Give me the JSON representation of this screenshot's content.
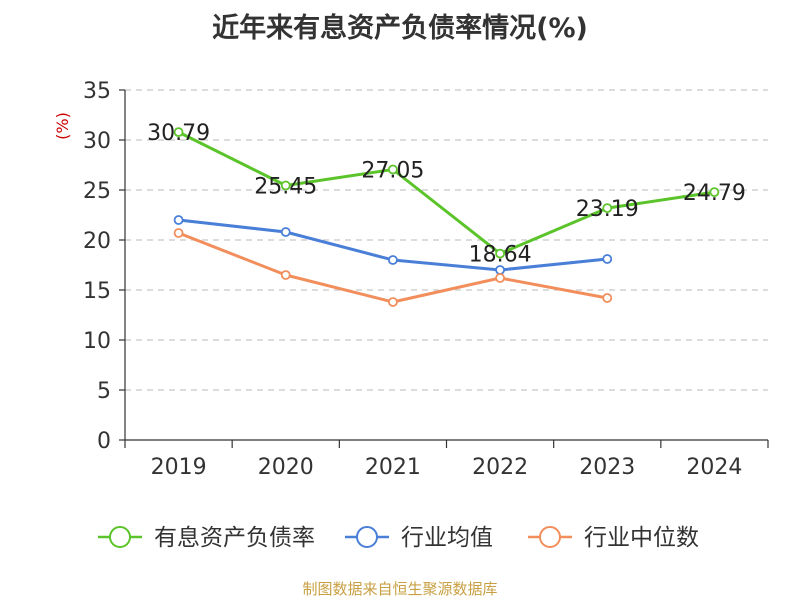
{
  "chart_data": {
    "type": "line",
    "title": "近年来有息资产负债率情况(%)",
    "ylabel": "(%)",
    "ylim": [
      0,
      35
    ],
    "yticks": [
      0,
      5,
      10,
      15,
      20,
      25,
      30,
      35
    ],
    "categories": [
      "2019",
      "2020",
      "2021",
      "2022",
      "2023",
      "2024"
    ],
    "grid": true,
    "legend_position": "bottom",
    "series": [
      {
        "name": "有息资产负债率",
        "color": "#5cc42b",
        "values": [
          30.79,
          25.45,
          27.05,
          18.64,
          23.19,
          24.79
        ],
        "labels": [
          "30.79",
          "25.45",
          "27.05",
          "18.64",
          "23.19",
          "24.79"
        ]
      },
      {
        "name": "行业均值",
        "color": "#4a7fd8",
        "values": [
          22.0,
          20.8,
          18.0,
          17.0,
          18.1,
          null
        ]
      },
      {
        "name": "行业中位数",
        "color": "#f28e5c",
        "values": [
          20.7,
          16.5,
          13.8,
          16.2,
          14.2,
          null
        ]
      }
    ],
    "source": "制图数据来自恒生聚源数据库"
  }
}
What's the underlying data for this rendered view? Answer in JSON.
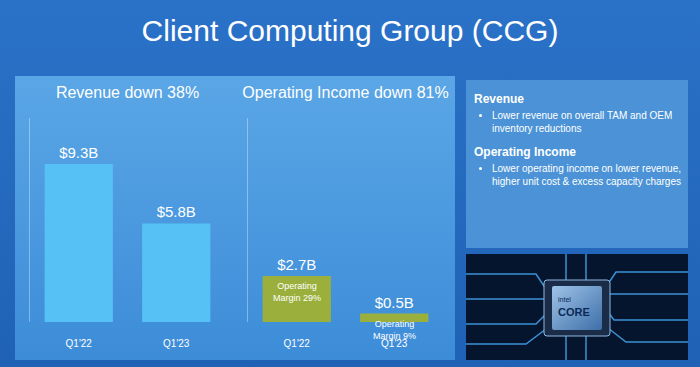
{
  "title": "Client Computing Group (CCG)",
  "chart_data": [
    {
      "type": "bar",
      "title": "Revenue down 38%",
      "categories": [
        "Q1'22",
        "Q1'23"
      ],
      "values": [
        9.3,
        5.8
      ],
      "value_labels": [
        "$9.3B",
        "$5.8B"
      ],
      "color": "#55c1f4",
      "ylim": [
        0,
        12
      ],
      "yticks": [],
      "grid": false,
      "data_labels": true,
      "tick_labels": "x"
    },
    {
      "type": "bar",
      "title": "Operating Income down 81%",
      "categories": [
        "Q1'22",
        "Q1'23"
      ],
      "values": [
        2.7,
        0.5
      ],
      "value_labels": [
        "$2.7B",
        "$0.5B"
      ],
      "color": "#9bb03c",
      "ylim": [
        0,
        12
      ],
      "yticks": [],
      "grid": false,
      "data_labels": true,
      "tick_labels": "x",
      "annotations": [
        {
          "x": "Q1'22",
          "text": "Operating Margin 29%"
        },
        {
          "x": "Q1'23",
          "text": "Operating Margin 9%"
        }
      ]
    }
  ],
  "sidebar": {
    "sections": [
      {
        "heading": "Revenue",
        "bullets": [
          "Lower revenue on overall TAM and OEM inventory reductions"
        ]
      },
      {
        "heading": "Operating Income",
        "bullets": [
          "Lower operating income on lower revenue, higher unit cost & excess capacity charges"
        ]
      }
    ]
  },
  "image": {
    "texts": [
      "intel",
      "CORE"
    ]
  }
}
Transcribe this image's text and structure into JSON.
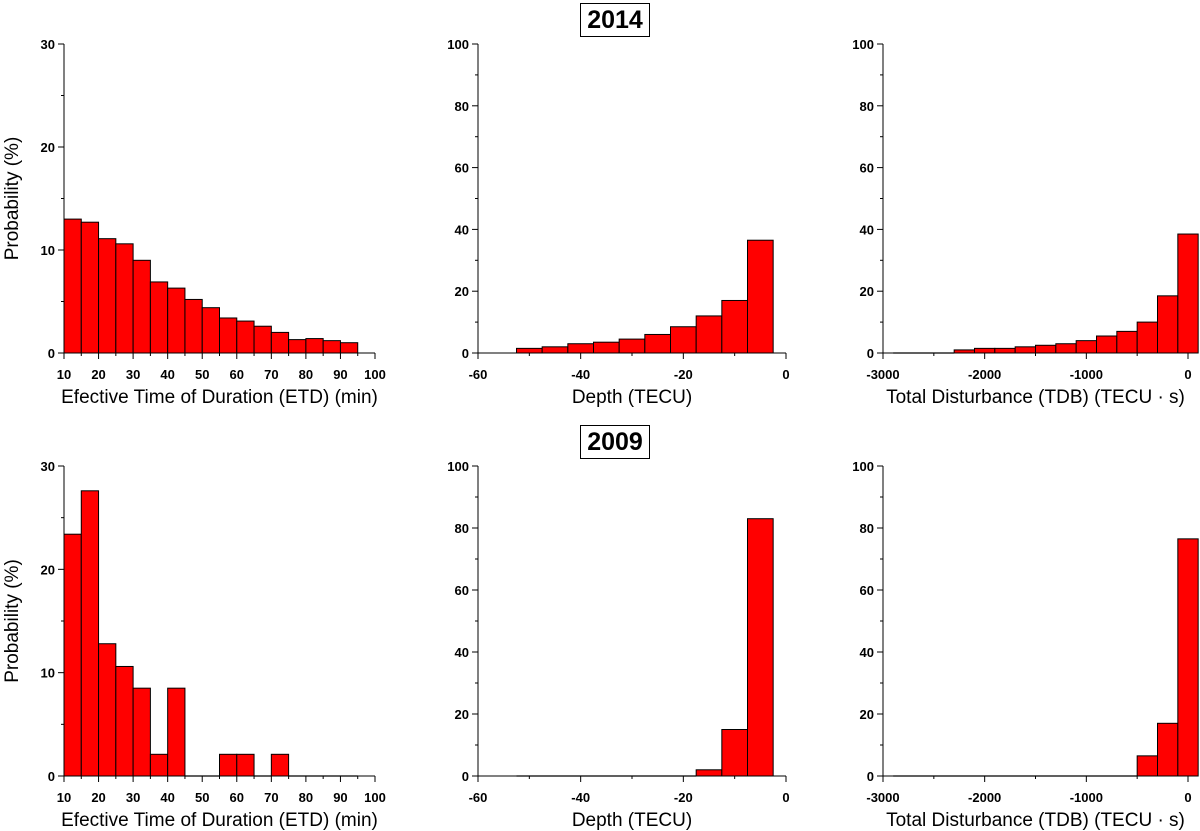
{
  "rows": [
    {
      "year": "2014"
    },
    {
      "year": "2009"
    }
  ],
  "colors": {
    "bar": "#ff0000",
    "bar_stroke": "#000000",
    "axis": "#000000"
  },
  "chart_data": [
    {
      "type": "bar",
      "row": 0,
      "col": 0,
      "title": "",
      "xlabel": "Efective Time of Duration (ETD) (min)",
      "ylabel": "Probability (%)",
      "xlim": [
        10,
        100
      ],
      "ylim": [
        0,
        30
      ],
      "xticks": [
        10,
        20,
        30,
        40,
        50,
        60,
        70,
        80,
        90,
        100
      ],
      "yticks": [
        0,
        10,
        20,
        30
      ],
      "bin_width": 5,
      "bins": [
        12.5,
        17.5,
        22.5,
        27.5,
        32.5,
        37.5,
        42.5,
        47.5,
        52.5,
        57.5,
        62.5,
        67.5,
        72.5,
        77.5,
        82.5,
        87.5,
        92.5
      ],
      "values": [
        13.0,
        12.7,
        11.1,
        10.6,
        9.0,
        6.9,
        6.3,
        5.2,
        4.4,
        3.4,
        3.1,
        2.6,
        2.0,
        1.3,
        1.4,
        1.2,
        1.0
      ]
    },
    {
      "type": "bar",
      "row": 0,
      "col": 1,
      "title": "",
      "xlabel": "Depth (TECU)",
      "ylabel": "",
      "xlim": [
        -60,
        0
      ],
      "ylim": [
        0,
        100
      ],
      "xticks": [
        -60,
        -40,
        -20,
        0
      ],
      "yticks": [
        0,
        20,
        40,
        60,
        80,
        100
      ],
      "bin_width": 5,
      "bins": [
        -50,
        -45,
        -40,
        -35,
        -30,
        -25,
        -20,
        -15,
        -10,
        -5
      ],
      "values": [
        1.5,
        2,
        3,
        3.5,
        4.5,
        6,
        8.5,
        12,
        17,
        36.5
      ]
    },
    {
      "type": "bar",
      "row": 0,
      "col": 2,
      "title": "",
      "xlabel": "Total Disturbance (TDB) (TECU · s)",
      "ylabel": "",
      "xlim": [
        -3000,
        0
      ],
      "ylim": [
        0,
        100
      ],
      "xticks": [
        -3000,
        -2000,
        -1000,
        0
      ],
      "yticks": [
        0,
        20,
        40,
        60,
        80,
        100
      ],
      "bin_width": 200,
      "bins": [
        -2800,
        -2600,
        -2400,
        -2200,
        -2000,
        -1800,
        -1600,
        -1400,
        -1200,
        -1000,
        -800,
        -600,
        -400,
        -200,
        0
      ],
      "values": [
        0,
        0,
        0,
        1,
        1.5,
        1.5,
        2,
        2.5,
        3,
        4,
        5.5,
        7,
        10,
        18.5,
        38.5
      ]
    },
    {
      "type": "bar",
      "row": 1,
      "col": 0,
      "title": "",
      "xlabel": "Efective Time of Duration (ETD) (min)",
      "ylabel": "Probability (%)",
      "xlim": [
        10,
        100
      ],
      "ylim": [
        0,
        30
      ],
      "xticks": [
        10,
        20,
        30,
        40,
        50,
        60,
        70,
        80,
        90,
        100
      ],
      "yticks": [
        0,
        10,
        20,
        30
      ],
      "bin_width": 5,
      "bins": [
        12.5,
        17.5,
        22.5,
        27.5,
        32.5,
        37.5,
        42.5,
        47.5,
        52.5,
        57.5,
        62.5,
        67.5,
        72.5,
        77.5,
        82.5,
        87.5,
        92.5
      ],
      "values": [
        23.4,
        27.6,
        12.8,
        10.6,
        8.5,
        2.1,
        8.5,
        0,
        0,
        2.1,
        2.1,
        0,
        2.1,
        0,
        0,
        0,
        0
      ]
    },
    {
      "type": "bar",
      "row": 1,
      "col": 1,
      "title": "",
      "xlabel": "Depth (TECU)",
      "ylabel": "",
      "xlim": [
        -60,
        0
      ],
      "ylim": [
        0,
        100
      ],
      "xticks": [
        -60,
        -40,
        -20,
        0
      ],
      "yticks": [
        0,
        20,
        40,
        60,
        80,
        100
      ],
      "bin_width": 5,
      "bins": [
        -50,
        -45,
        -40,
        -35,
        -30,
        -25,
        -20,
        -15,
        -10,
        -5
      ],
      "values": [
        0,
        0,
        0,
        0,
        0,
        0,
        0,
        2,
        15,
        83
      ]
    },
    {
      "type": "bar",
      "row": 1,
      "col": 2,
      "title": "",
      "xlabel": "Total Disturbance (TDB) (TECU · s)",
      "ylabel": "",
      "xlim": [
        -3000,
        0
      ],
      "ylim": [
        0,
        100
      ],
      "xticks": [
        -3000,
        -2000,
        -1000,
        0
      ],
      "yticks": [
        0,
        20,
        40,
        60,
        80,
        100
      ],
      "bin_width": 200,
      "bins": [
        -2800,
        -2600,
        -2400,
        -2200,
        -2000,
        -1800,
        -1600,
        -1400,
        -1200,
        -1000,
        -800,
        -600,
        -400,
        -200,
        0
      ],
      "values": [
        0,
        0,
        0,
        0,
        0,
        0,
        0,
        0,
        0,
        0,
        0,
        0,
        6.5,
        17,
        76.5
      ]
    }
  ]
}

(PROBLEM TO SOLVE): Repeat the records word for word. Any picture in them should be left out.

(COMPLETE RESPONSE):
Give me the JSON representation of this screenshot's content.
{
  "chart_data": {
    "type": "line",
    "title": "近年来有息资产负债率情况(%)",
    "ylabel": "(%)",
    "ylim": [
      0,
      35
    ],
    "yticks": [
      0,
      5,
      10,
      15,
      20,
      25,
      30,
      35
    ],
    "categories": [
      "2019",
      "2020",
      "2021",
      "2022",
      "2023",
      "2024"
    ],
    "grid": true,
    "legend_position": "bottom",
    "series": [
      {
        "name": "有息资产负债率",
        "color": "#5cc42b",
        "values": [
          30.79,
          25.45,
          27.05,
          18.64,
          23.19,
          24.79
        ],
        "labels": [
          "30.79",
          "25.45",
          "27.05",
          "18.64",
          "23.19",
          "24.79"
        ]
      },
      {
        "name": "行业均值",
        "color": "#4a7fd8",
        "values": [
          22.0,
          20.8,
          18.0,
          17.0,
          18.1,
          null
        ]
      },
      {
        "name": "行业中位数",
        "color": "#f28e5c",
        "values": [
          20.7,
          16.5,
          13.8,
          16.2,
          14.2,
          null
        ]
      }
    ],
    "source": "制图数据来自恒生聚源数据库"
  }
}
What's the underlying data for this rendered view? Answer in JSON.
{
  "title": "Client Computing Group (CCG)",
  "chart_data": [
    {
      "type": "bar",
      "title": "Revenue down 38%",
      "categories": [
        "Q1'22",
        "Q1'23"
      ],
      "values": [
        9.3,
        5.8
      ],
      "value_labels": [
        "$9.3B",
        "$5.8B"
      ],
      "color": "#55c1f4",
      "ylim": [
        0,
        12
      ],
      "yticks": [],
      "grid": false,
      "data_labels": true,
      "tick_labels": "x"
    },
    {
      "type": "bar",
      "title": "Operating Income down 81%",
      "categories": [
        "Q1'22",
        "Q1'23"
      ],
      "values": [
        2.7,
        0.5
      ],
      "value_labels": [
        "$2.7B",
        "$0.5B"
      ],
      "color": "#9bb03c",
      "ylim": [
        0,
        12
      ],
      "yticks": [],
      "grid": false,
      "data_labels": true,
      "tick_labels": "x",
      "annotations": [
        {
          "x": "Q1'22",
          "text": "Operating Margin 29%"
        },
        {
          "x": "Q1'23",
          "text": "Operating Margin 9%"
        }
      ]
    }
  ],
  "sidebar": {
    "sections": [
      {
        "heading": "Revenue",
        "bullets": [
          "Lower revenue on overall TAM and OEM inventory reductions"
        ]
      },
      {
        "heading": "Operating Income",
        "bullets": [
          "Lower operating income on lower revenue, higher unit cost & excess capacity charges"
        ]
      }
    ]
  },
  "image": {
    "texts": [
      "intel",
      "CORE"
    ]
  }
}
Transcribe this image's text and structure into JSON.
{
  "rows": [
    {
      "year": "2014"
    },
    {
      "year": "2009"
    }
  ],
  "colors": {
    "bar": "#ff0000",
    "bar_stroke": "#000000",
    "axis": "#000000"
  },
  "chart_data": [
    {
      "type": "bar",
      "row": 0,
      "col": 0,
      "title": "",
      "xlabel": "Efective Time of Duration (ETD) (min)",
      "ylabel": "Probability (%)",
      "xlim": [
        10,
        100
      ],
      "ylim": [
        0,
        30
      ],
      "xticks": [
        10,
        20,
        30,
        40,
        50,
        60,
        70,
        80,
        90,
        100
      ],
      "yticks": [
        0,
        10,
        20,
        30
      ],
      "bin_width": 5,
      "bins": [
        12.5,
        17.5,
        22.5,
        27.5,
        32.5,
        37.5,
        42.5,
        47.5,
        52.5,
        57.5,
        62.5,
        67.5,
        72.5,
        77.5,
        82.5,
        87.5,
        92.5
      ],
      "values": [
        13.0,
        12.7,
        11.1,
        10.6,
        9.0,
        6.9,
        6.3,
        5.2,
        4.4,
        3.4,
        3.1,
        2.6,
        2.0,
        1.3,
        1.4,
        1.2,
        1.0
      ]
    },
    {
      "type": "bar",
      "row": 0,
      "col": 1,
      "title": "",
      "xlabel": "Depth (TECU)",
      "ylabel": "",
      "xlim": [
        -60,
        0
      ],
      "ylim": [
        0,
        100
      ],
      "xticks": [
        -60,
        -40,
        -20,
        0
      ],
      "yticks": [
        0,
        20,
        40,
        60,
        80,
        100
      ],
      "bin_width": 5,
      "bins": [
        -50,
        -45,
        -40,
        -35,
        -30,
        -25,
        -20,
        -15,
        -10,
        -5
      ],
      "values": [
        1.5,
        2,
        3,
        3.5,
        4.5,
        6,
        8.5,
        12,
        17,
        36.5
      ]
    },
    {
      "type": "bar",
      "row": 0,
      "col": 2,
      "title": "",
      "xlabel": "Total Disturbance (TDB) (TECU · s)",
      "ylabel": "",
      "xlim": [
        -3000,
        0
      ],
      "ylim": [
        0,
        100
      ],
      "xticks": [
        -3000,
        -2000,
        -1000,
        0
      ],
      "yticks": [
        0,
        20,
        40,
        60,
        80,
        100
      ],
      "bin_width": 200,
      "bins": [
        -2800,
        -2600,
        -2400,
        -2200,
        -2000,
        -1800,
        -1600,
        -1400,
        -1200,
        -1000,
        -800,
        -600,
        -400,
        -200,
        0
      ],
      "values": [
        0,
        0,
        0,
        1,
        1.5,
        1.5,
        2,
        2.5,
        3,
        4,
        5.5,
        7,
        10,
        18.5,
        38.5
      ]
    },
    {
      "type": "bar",
      "row": 1,
      "col": 0,
      "title": "",
      "xlabel": "Efective Time of Duration (ETD) (min)",
      "ylabel": "Probability (%)",
      "xlim": [
        10,
        100
      ],
      "ylim": [
        0,
        30
      ],
      "xticks": [
        10,
        20,
        30,
        40,
        50,
        60,
        70,
        80,
        90,
        100
      ],
      "yticks": [
        0,
        10,
        20,
        30
      ],
      "bin_width": 5,
      "bins": [
        12.5,
        17.5,
        22.5,
        27.5,
        32.5,
        37.5,
        42.5,
        47.5,
        52.5,
        57.5,
        62.5,
        67.5,
        72.5,
        77.5,
        82.5,
        87.5,
        92.5
      ],
      "values": [
        23.4,
        27.6,
        12.8,
        10.6,
        8.5,
        2.1,
        8.5,
        0,
        0,
        2.1,
        2.1,
        0,
        2.1,
        0,
        0,
        0,
        0
      ]
    },
    {
      "type": "bar",
      "row": 1,
      "col": 1,
      "title": "",
      "xlabel": "Depth (TECU)",
      "ylabel": "",
      "xlim": [
        -60,
        0
      ],
      "ylim": [
        0,
        100
      ],
      "xticks": [
        -60,
        -40,
        -20,
        0
      ],
      "yticks": [
        0,
        20,
        40,
        60,
        80,
        100
      ],
      "bin_width": 5,
      "bins": [
        -50,
        -45,
        -40,
        -35,
        -30,
        -25,
        -20,
        -15,
        -10,
        -5
      ],
      "values": [
        0,
        0,
        0,
        0,
        0,
        0,
        0,
        2,
        15,
        83
      ]
    },
    {
      "type": "bar",
      "row": 1,
      "col": 2,
      "title": "",
      "xlabel": "Total Disturbance (TDB) (TECU · s)",
      "ylabel": "",
      "xlim": [
        -3000,
        0
      ],
      "ylim": [
        0,
        100
      ],
      "xticks": [
        -3000,
        -2000,
        -1000,
        0
      ],
      "yticks": [
        0,
        20,
        40,
        60,
        80,
        100
      ],
      "bin_width": 200,
      "bins": [
        -2800,
        -2600,
        -2400,
        -2200,
        -2000,
        -1800,
        -1600,
        -1400,
        -1200,
        -1000,
        -800,
        -600,
        -400,
        -200,
        0
      ],
      "values": [
        0,
        0,
        0,
        0,
        0,
        0,
        0,
        0,
        0,
        0,
        0,
        0,
        6.5,
        17,
        76.5
      ]
    }
  ]
}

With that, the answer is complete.